GIVEN PROBLEM: Retype the data that follows line by line, exactly, and leave its pictures out.

-- START --

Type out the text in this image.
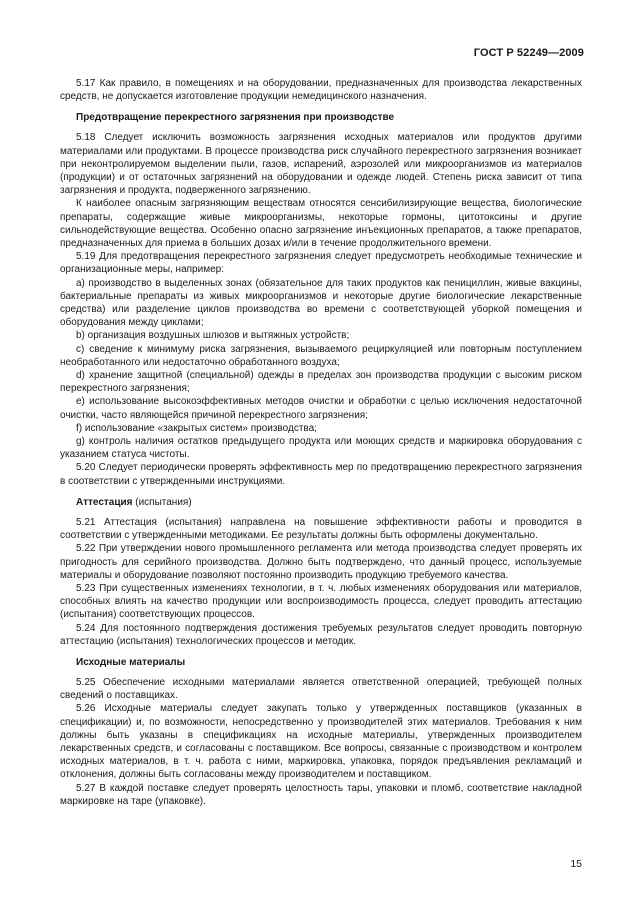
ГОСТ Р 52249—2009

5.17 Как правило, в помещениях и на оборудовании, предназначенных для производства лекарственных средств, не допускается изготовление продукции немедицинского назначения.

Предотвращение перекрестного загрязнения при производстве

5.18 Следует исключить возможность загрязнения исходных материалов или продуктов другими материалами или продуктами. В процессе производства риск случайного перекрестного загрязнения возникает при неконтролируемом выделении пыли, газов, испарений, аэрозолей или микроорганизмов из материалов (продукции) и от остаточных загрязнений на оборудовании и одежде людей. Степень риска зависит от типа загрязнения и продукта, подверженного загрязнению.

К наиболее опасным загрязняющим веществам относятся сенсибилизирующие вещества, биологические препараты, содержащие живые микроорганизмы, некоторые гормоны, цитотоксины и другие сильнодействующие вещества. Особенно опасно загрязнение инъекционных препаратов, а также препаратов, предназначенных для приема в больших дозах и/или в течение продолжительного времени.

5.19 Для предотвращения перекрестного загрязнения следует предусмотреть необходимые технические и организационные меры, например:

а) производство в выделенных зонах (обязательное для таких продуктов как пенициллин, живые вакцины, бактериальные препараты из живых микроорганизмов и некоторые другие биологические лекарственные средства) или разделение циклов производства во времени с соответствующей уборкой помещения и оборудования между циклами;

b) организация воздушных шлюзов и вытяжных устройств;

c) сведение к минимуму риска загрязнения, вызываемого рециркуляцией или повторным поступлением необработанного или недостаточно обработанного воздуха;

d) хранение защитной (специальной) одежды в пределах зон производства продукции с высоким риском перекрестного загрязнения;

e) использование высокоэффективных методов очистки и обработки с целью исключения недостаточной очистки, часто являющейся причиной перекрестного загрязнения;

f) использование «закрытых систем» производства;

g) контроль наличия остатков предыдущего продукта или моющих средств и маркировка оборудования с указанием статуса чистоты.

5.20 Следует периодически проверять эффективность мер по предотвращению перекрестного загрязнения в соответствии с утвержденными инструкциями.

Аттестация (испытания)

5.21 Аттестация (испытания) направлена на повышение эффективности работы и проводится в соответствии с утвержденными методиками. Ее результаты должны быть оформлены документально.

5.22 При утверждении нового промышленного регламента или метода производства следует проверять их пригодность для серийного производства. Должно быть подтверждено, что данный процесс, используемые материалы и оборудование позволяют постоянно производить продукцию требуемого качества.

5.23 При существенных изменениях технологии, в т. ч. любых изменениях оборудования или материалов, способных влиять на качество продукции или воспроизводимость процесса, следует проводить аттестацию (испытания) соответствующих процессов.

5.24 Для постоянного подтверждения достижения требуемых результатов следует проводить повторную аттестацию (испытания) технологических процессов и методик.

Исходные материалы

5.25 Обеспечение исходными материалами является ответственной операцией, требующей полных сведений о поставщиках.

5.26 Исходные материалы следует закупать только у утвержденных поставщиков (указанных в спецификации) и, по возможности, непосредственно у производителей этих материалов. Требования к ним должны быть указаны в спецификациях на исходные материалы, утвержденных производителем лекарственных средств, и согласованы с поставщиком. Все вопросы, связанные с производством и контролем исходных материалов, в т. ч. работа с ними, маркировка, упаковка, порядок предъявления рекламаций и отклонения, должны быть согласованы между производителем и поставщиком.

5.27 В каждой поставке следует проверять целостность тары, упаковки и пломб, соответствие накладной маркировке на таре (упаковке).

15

-- END --

RESULT FOR THIS TASK:
Type out the text in this image.
ГОСТ Р 52249—2009

5.17 Как правило, в помещениях и на оборудовании, предназначенных для производства лекарственных средств, не допускается изготовление продукции немедицинского назначения.

Предотвращение перекрестного загрязнения при производстве

5.18 Следует исключить возможность загрязнения исходных материалов или продуктов другими материалами или продуктами. В процессе производства риск случайного перекрестного загрязнения возникает при неконтролируемом выделении пыли, газов, испарений, аэрозолей или микроорганизмов из материалов (продукции) и от остаточных загрязнений на оборудовании и одежде людей. Степень риска зависит от типа загрязнения и продукта, подверженного загрязнению.

К наиболее опасным загрязняющим веществам относятся сенсибилизирующие вещества, биологические препараты, содержащие живые микроорганизмы, некоторые гормоны, цитотоксины и другие сильнодействующие вещества. Особенно опасно загрязнение инъекционных препаратов, а также препаратов, предназначенных для приема в больших дозах и/или в течение продолжительного времени.

5.19 Для предотвращения перекрестного загрязнения следует предусмотреть необходимые технические и организационные меры, например:

а) производство в выделенных зонах (обязательное для таких продуктов как пенициллин, живые вакцины, бактериальные препараты из живых микроорганизмов и некоторые другие биологические лекарственные средства) или разделение циклов производства во времени с соответствующей уборкой помещения и оборудования между циклами;

b) организация воздушных шлюзов и вытяжных устройств;

c) сведение к минимуму риска загрязнения, вызываемого рециркуляцией или повторным поступлением необработанного или недостаточно обработанного воздуха;

d) хранение защитной (специальной) одежды в пределах зон производства продукции с высоким риском перекрестного загрязнения;

e) использование высокоэффективных методов очистки и обработки с целью исключения недостаточной очистки, часто являющейся причиной перекрестного загрязнения;

f) использование «закрытых систем» производства;

g) контроль наличия остатков предыдущего продукта или моющих средств и маркировка оборудования с указанием статуса чистоты.

5.20 Следует периодически проверять эффективность мер по предотвращению перекрестного загрязнения в соответствии с утвержденными инструкциями.

Аттестация (испытания)

5.21 Аттестация (испытания) направлена на повышение эффективности работы и проводится в соответствии с утвержденными методиками. Ее результаты должны быть оформлены документально.

5.22 При утверждении нового промышленного регламента или метода производства следует проверять их пригодность для серийного производства. Должно быть подтверждено, что данный процесс, используемые материалы и оборудование позволяют постоянно производить продукцию требуемого качества.

5.23 При существенных изменениях технологии, в т. ч. любых изменениях оборудования или материалов, способных влиять на качество продукции или воспроизводимость процесса, следует проводить аттестацию (испытания) соответствующих процессов.

5.24 Для постоянного подтверждения достижения требуемых результатов следует проводить повторную аттестацию (испытания) технологических процессов и методик.

Исходные материалы

5.25 Обеспечение исходными материалами является ответственной операцией, требующей полных сведений о поставщиках.

5.26 Исходные материалы следует закупать только у утвержденных поставщиков (указанных в спецификации) и, по возможности, непосредственно у производителей этих материалов. Требования к ним должны быть указаны в спецификациях на исходные материалы, утвержденных производителем лекарственных средств, и согласованы с поставщиком. Все вопросы, связанные с производством и контролем исходных материалов, в т. ч. работа с ними, маркировка, упаковка, порядок предъявления рекламаций и отклонения, должны быть согласованы между производителем и поставщиком.

5.27 В каждой поставке следует проверять целостность тары, упаковки и пломб, соответствие накладной маркировке на таре (упаковке).

15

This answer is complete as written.